| Short problem |
Transcribe all records exactly.

| Rows |
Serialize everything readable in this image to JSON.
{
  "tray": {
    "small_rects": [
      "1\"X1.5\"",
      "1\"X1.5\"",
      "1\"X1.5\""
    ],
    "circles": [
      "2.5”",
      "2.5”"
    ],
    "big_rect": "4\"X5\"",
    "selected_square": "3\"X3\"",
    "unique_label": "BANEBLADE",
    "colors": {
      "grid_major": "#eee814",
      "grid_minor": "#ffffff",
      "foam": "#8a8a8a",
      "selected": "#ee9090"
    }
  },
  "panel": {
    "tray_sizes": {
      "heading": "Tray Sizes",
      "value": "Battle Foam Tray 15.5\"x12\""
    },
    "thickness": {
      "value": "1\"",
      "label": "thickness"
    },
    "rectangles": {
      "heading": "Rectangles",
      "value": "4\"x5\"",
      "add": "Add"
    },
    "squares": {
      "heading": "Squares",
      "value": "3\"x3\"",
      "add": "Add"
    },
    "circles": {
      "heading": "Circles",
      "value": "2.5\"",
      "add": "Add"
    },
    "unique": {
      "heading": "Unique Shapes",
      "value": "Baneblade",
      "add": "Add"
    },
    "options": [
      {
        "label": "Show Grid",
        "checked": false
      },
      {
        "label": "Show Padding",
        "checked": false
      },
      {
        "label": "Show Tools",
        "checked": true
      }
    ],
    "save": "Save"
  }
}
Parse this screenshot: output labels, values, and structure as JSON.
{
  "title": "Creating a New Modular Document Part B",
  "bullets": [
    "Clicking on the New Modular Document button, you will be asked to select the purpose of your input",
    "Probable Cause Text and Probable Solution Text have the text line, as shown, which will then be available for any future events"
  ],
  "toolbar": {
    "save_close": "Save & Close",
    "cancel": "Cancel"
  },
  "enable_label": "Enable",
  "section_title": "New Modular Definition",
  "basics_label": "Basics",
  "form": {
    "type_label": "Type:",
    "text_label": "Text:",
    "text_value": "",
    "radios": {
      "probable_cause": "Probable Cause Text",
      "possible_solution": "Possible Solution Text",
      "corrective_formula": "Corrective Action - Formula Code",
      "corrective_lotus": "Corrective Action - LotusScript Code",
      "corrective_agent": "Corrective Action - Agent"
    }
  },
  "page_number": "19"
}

| Solved problem |
Serialize everything readable in this image to JSON.
{
  "tray": {
    "small_rects": [
      "1\"X1.5\"",
      "1\"X1.5\"",
      "1\"X1.5\""
    ],
    "circles": [
      "2.5”",
      "2.5”"
    ],
    "big_rect": "4\"X5\"",
    "selected_square": "3\"X3\"",
    "unique_label": "BANEBLADE",
    "colors": {
      "grid_major": "#eee814",
      "grid_minor": "#ffffff",
      "foam": "#8a8a8a",
      "selected": "#ee9090"
    }
  },
  "panel": {
    "tray_sizes": {
      "heading": "Tray Sizes",
      "value": "Battle Foam Tray 15.5\"x12\""
    },
    "thickness": {
      "value": "1\"",
      "label": "thickness"
    },
    "rectangles": {
      "heading": "Rectangles",
      "value": "4\"x5\"",
      "add": "Add"
    },
    "squares": {
      "heading": "Squares",
      "value": "3\"x3\"",
      "add": "Add"
    },
    "circles": {
      "heading": "Circles",
      "value": "2.5\"",
      "add": "Add"
    },
    "unique": {
      "heading": "Unique Shapes",
      "value": "Baneblade",
      "add": "Add"
    },
    "options": [
      {
        "label": "Show Grid",
        "checked": false
      },
      {
        "label": "Show Padding",
        "checked": false
      },
      {
        "label": "Show Tools",
        "checked": true
      }
    ],
    "save": "Save"
  }
}
Parse this screenshot: output labels, values, and structure as JSON.
{
  "title": "Creating a New Modular Document Part B",
  "bullets": [
    "Clicking on the New Modular Document button, you will be asked to select the purpose of your input",
    "Probable Cause Text and Probable Solution Text have the text line, as shown, which will then be available for any future events"
  ],
  "toolbar": {
    "save_close": "Save & Close",
    "cancel": "Cancel"
  },
  "enable_label": "Enable",
  "section_title": "New Modular Definition",
  "basics_label": "Basics",
  "form": {
    "type_label": "Type:",
    "text_label": "Text:",
    "text_value": "",
    "radios": {
      "probable_cause": "Probable Cause Text",
      "possible_solution": "Possible Solution Text",
      "corrective_formula": "Corrective Action - Formula Code",
      "corrective_lotus": "Corrective Action - LotusScript Code",
      "corrective_agent": "Corrective Action - Agent"
    }
  },
  "page_number": "19"
}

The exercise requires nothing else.